Images must not appear in your copy; reproduce every other part of the records exactly.

[Given data]
◆ ◆ ◆ ◆ ◆

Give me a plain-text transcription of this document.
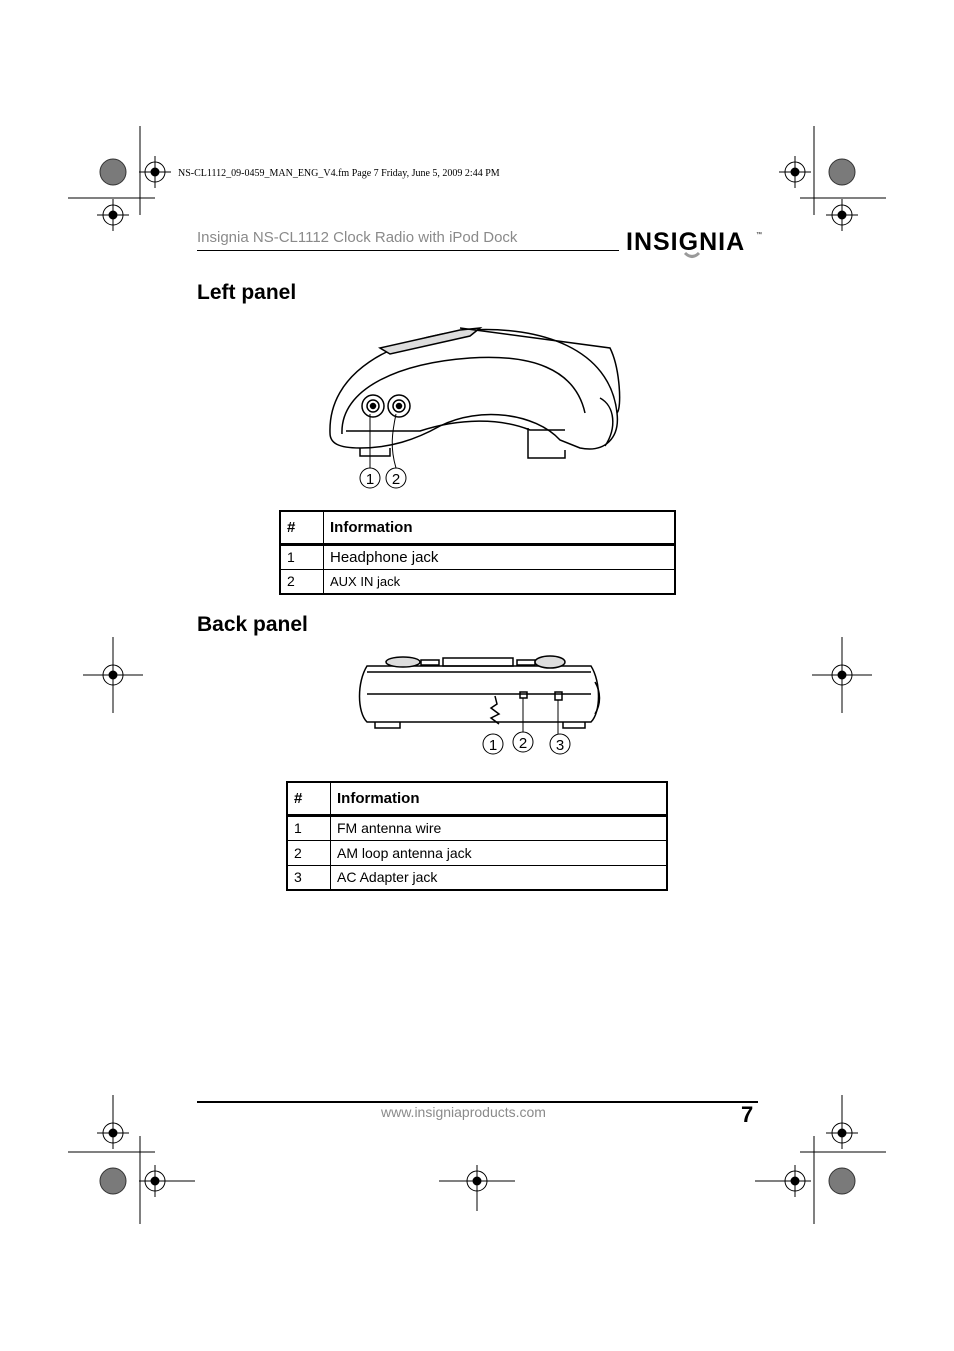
NS-CL1112_09-0459_MAN_ENG_V4.fm Page 7 Friday, June 5, 2009 2:44 PM
Insignia NS-CL1112 Clock Radio with iPod Dock	INSIGNIA ™
Left panel
1 2
#	Information
1	Headphone jack
2	AUX IN jack
Back panel
1 2 3
#	Information
1	FM antenna wire
2	AM loop antenna jack
3	AC Adapter jack
www.insigniaproducts.com	7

◆ ◆ ◆ ◆ ◆

[Solution for this problem]
Give me a plain-text transcription of this document.
NS-CL1112_09-0459_MAN_ENG_V4.fm Page 7 Friday, June 5, 2009 2:44 PM
Insignia NS-CL1112 Clock Radio with iPod Dock	INSIGNIA ™
Left panel
1 2
#	Information
1	Headphone jack
2	AUX IN jack
Back panel
1 2 3
#	Information
1	FM antenna wire
2	AM loop antenna jack
3	AC Adapter jack
www.insigniaproducts.com	7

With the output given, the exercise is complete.